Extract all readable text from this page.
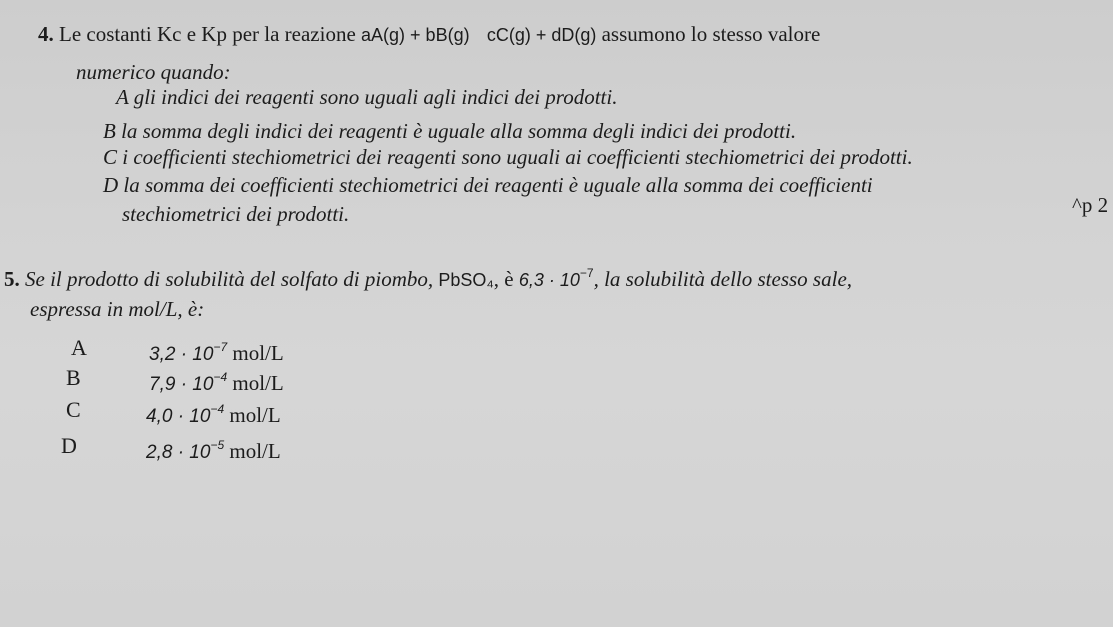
4. Le costanti Kc e Kp per la reazione aA(g) + bB(g) cC(g) + dD(g) assumono lo stesso valore
numerico quando:
A gli indici dei reagenti sono uguali agli indici dei prodotti.
B la somma degli indici dei reagenti è uguale alla somma degli indici dei prodotti.
C i coefficienti stechiometrici dei reagenti sono uguali ai coefficienti stechiometrici dei prodotti.
D la somma dei coefficienti stechiometrici dei reagenti è uguale alla somma dei coefficienti
stechiometrici dei prodotti.	^p 2
5. Se il prodotto di solubilità del solfato di piombo, PbSO₄, è $6,3 \cdot 10^{-7}$, la solubilità dello stesso sale,
espressa in mol/L, è:
A	$3,2 \cdot 10^{-7}$ mol/L
B	$7,9 \cdot 10^{-4}$ mol/L
C	$4,0 \cdot 10^{-4}$ mol/L
D	$2,8 \cdot 10^{-5}$ mol/L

DIRECTIONS —
Where a line of the material above holds the string "prodotti", copy that line.

RESULT OF THIS TASK —
A gli indici dei reagenti sono uguali agli indici dei prodotti.
B la somma degli indici dei reagenti è uguale alla somma degli indici dei prodotti.
C i coefficienti stechiometrici dei reagenti sono uguali ai coefficienti stechiometrici dei prodotti.
stechiometrici dei prodotti.	^p 2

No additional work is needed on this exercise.